**Short task:** Single out each line with the word "this" and copy it.

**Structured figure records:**
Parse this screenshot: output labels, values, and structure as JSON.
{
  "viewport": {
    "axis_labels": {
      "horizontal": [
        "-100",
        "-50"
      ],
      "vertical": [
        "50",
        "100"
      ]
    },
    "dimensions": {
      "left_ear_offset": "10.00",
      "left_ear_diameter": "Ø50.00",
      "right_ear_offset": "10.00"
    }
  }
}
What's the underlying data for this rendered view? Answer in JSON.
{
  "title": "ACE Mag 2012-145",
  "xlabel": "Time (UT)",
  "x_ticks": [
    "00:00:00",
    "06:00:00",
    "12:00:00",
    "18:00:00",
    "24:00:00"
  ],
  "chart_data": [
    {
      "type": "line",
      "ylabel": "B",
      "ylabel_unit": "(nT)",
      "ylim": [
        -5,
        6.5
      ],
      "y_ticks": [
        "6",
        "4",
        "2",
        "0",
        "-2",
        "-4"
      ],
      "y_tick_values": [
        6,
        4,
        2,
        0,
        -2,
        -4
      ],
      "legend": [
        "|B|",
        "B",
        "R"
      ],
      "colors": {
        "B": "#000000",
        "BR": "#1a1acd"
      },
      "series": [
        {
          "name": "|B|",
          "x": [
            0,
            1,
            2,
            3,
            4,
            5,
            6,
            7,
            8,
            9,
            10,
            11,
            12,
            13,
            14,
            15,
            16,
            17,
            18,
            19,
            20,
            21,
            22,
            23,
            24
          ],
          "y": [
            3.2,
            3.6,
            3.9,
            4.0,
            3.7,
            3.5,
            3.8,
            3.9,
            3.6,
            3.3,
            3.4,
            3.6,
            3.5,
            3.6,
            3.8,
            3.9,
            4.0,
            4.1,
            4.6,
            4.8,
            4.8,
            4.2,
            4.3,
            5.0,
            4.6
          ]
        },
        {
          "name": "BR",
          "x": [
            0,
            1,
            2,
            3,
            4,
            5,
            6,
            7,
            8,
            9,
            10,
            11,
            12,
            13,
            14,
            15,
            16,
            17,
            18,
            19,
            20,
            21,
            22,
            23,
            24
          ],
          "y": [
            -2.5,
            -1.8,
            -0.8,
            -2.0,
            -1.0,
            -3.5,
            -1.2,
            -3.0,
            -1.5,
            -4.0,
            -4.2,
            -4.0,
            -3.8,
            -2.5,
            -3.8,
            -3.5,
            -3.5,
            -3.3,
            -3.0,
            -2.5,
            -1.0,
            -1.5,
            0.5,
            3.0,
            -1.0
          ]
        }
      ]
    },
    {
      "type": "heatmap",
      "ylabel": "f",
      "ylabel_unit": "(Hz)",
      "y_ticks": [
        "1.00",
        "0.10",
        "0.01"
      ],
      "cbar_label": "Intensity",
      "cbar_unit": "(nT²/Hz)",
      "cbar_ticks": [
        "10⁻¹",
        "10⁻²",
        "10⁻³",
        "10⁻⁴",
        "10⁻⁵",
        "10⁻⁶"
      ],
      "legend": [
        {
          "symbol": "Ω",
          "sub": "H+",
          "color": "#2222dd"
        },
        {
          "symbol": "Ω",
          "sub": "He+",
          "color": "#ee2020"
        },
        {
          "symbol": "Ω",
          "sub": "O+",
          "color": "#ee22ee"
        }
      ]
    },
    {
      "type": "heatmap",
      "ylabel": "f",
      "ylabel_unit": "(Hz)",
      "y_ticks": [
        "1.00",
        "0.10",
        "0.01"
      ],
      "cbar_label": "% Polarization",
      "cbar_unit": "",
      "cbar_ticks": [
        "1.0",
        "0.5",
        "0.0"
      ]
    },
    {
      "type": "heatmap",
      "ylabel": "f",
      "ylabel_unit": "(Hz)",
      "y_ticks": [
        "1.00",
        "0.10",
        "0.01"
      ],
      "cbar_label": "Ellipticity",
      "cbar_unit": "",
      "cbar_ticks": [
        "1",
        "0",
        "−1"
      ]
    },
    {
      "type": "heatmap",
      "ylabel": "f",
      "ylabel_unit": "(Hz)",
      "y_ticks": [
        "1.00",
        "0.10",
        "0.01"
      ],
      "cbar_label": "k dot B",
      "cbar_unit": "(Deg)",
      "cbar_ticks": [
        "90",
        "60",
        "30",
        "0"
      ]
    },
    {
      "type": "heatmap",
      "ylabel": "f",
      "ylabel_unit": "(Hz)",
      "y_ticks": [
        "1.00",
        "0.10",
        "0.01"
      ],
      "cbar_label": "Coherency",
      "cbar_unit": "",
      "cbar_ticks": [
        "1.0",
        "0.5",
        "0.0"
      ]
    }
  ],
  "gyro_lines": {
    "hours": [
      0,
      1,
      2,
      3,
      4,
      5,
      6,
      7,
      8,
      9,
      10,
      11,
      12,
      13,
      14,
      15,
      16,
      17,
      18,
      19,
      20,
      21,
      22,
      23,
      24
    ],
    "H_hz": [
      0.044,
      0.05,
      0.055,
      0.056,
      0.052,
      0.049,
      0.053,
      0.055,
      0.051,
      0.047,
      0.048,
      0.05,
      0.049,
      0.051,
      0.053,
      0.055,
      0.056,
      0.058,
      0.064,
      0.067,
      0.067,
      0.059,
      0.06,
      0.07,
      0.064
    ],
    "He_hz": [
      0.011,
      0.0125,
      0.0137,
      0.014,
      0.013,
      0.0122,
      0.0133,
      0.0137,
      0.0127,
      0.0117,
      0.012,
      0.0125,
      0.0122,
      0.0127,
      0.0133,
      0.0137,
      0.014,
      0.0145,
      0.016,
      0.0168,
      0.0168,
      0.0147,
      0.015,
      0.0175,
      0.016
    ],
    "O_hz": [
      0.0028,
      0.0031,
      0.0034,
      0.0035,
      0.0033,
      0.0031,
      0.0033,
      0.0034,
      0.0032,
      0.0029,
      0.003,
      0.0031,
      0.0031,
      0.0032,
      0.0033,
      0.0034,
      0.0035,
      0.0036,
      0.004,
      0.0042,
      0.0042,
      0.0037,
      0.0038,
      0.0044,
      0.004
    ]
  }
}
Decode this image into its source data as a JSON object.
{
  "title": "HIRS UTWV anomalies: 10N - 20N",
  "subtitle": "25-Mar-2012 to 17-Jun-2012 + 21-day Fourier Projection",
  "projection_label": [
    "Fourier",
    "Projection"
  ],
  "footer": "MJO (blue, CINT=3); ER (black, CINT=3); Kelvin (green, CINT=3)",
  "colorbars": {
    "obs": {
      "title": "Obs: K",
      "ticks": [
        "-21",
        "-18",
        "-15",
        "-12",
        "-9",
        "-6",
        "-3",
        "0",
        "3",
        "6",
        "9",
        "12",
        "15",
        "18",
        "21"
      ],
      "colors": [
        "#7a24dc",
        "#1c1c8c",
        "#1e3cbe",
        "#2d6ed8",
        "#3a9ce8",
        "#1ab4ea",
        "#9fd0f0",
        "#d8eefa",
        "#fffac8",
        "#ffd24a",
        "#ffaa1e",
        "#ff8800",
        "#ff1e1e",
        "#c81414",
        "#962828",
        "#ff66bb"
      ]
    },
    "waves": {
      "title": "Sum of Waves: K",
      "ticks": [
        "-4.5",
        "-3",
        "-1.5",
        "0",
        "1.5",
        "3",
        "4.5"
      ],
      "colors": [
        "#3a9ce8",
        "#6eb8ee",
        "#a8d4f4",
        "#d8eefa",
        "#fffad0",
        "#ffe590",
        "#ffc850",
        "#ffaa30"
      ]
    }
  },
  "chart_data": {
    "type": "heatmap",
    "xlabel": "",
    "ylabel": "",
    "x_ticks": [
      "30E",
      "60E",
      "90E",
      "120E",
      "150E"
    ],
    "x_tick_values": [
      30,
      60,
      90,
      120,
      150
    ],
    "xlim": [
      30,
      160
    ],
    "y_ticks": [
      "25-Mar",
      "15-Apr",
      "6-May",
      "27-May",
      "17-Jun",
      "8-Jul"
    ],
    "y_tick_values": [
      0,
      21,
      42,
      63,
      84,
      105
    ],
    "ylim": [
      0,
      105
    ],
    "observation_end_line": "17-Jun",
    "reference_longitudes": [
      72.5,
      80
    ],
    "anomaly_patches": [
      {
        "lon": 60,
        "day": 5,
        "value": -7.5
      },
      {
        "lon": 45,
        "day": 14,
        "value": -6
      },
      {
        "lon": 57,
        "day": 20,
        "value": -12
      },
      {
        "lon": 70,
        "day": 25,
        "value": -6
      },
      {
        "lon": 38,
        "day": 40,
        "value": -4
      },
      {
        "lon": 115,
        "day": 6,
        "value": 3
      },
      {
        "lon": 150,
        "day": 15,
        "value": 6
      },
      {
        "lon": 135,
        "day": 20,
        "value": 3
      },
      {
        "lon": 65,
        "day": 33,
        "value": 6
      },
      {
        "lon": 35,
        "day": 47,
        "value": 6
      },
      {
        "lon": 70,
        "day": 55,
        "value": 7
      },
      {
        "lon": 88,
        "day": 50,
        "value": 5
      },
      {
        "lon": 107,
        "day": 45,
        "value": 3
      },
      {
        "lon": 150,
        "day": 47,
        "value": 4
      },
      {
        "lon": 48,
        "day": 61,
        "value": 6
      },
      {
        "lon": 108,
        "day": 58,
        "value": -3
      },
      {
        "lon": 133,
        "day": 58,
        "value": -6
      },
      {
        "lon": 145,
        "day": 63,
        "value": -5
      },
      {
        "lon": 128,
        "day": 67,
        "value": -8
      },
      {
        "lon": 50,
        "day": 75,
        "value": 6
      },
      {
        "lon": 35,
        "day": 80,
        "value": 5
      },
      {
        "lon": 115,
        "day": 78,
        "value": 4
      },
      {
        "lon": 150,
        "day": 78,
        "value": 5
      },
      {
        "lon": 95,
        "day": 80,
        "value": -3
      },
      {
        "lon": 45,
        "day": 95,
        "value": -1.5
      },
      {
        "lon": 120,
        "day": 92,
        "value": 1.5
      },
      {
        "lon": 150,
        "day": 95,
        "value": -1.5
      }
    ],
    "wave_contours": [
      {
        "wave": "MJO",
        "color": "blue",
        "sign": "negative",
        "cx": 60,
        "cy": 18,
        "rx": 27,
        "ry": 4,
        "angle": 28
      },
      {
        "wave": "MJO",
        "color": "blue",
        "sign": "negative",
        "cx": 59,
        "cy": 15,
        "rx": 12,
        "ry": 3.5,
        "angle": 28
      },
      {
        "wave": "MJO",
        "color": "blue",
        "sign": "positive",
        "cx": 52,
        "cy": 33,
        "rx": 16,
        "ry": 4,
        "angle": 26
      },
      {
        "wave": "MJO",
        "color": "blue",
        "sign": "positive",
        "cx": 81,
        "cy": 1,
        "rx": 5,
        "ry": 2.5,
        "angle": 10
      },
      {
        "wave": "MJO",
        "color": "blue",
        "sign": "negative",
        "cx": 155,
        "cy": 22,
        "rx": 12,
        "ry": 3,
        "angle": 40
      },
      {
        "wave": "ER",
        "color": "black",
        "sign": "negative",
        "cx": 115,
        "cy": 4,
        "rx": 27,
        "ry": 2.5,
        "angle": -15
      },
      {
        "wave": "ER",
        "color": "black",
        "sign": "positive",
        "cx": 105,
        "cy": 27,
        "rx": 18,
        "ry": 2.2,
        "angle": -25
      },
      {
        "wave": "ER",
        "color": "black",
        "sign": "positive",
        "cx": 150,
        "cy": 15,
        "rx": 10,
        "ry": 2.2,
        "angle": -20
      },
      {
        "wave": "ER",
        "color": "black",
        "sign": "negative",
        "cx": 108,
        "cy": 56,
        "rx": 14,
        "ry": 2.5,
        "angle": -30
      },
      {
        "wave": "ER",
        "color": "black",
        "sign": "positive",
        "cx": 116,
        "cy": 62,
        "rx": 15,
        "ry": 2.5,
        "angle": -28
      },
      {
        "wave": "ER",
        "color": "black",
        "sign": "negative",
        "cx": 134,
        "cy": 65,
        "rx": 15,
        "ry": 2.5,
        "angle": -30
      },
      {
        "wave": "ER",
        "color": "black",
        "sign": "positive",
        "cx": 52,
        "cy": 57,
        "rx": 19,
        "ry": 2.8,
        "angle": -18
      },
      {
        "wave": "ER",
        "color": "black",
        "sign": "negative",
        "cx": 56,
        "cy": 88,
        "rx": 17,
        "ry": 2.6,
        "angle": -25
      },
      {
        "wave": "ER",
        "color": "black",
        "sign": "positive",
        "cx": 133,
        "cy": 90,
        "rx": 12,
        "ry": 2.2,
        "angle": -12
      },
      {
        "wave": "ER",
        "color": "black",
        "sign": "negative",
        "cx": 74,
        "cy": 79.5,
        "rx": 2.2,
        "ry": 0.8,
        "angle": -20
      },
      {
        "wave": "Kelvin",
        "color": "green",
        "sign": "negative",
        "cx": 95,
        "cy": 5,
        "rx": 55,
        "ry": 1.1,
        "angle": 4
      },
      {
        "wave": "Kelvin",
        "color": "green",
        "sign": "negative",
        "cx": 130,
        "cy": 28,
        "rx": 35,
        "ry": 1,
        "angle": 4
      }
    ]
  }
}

**Solution:**
Parse this screenshot: output labels, values, and structure as JSON.
What's the underlying data for this rendered view? Answer in JSON.
Decode this image into its source data as a JSON object.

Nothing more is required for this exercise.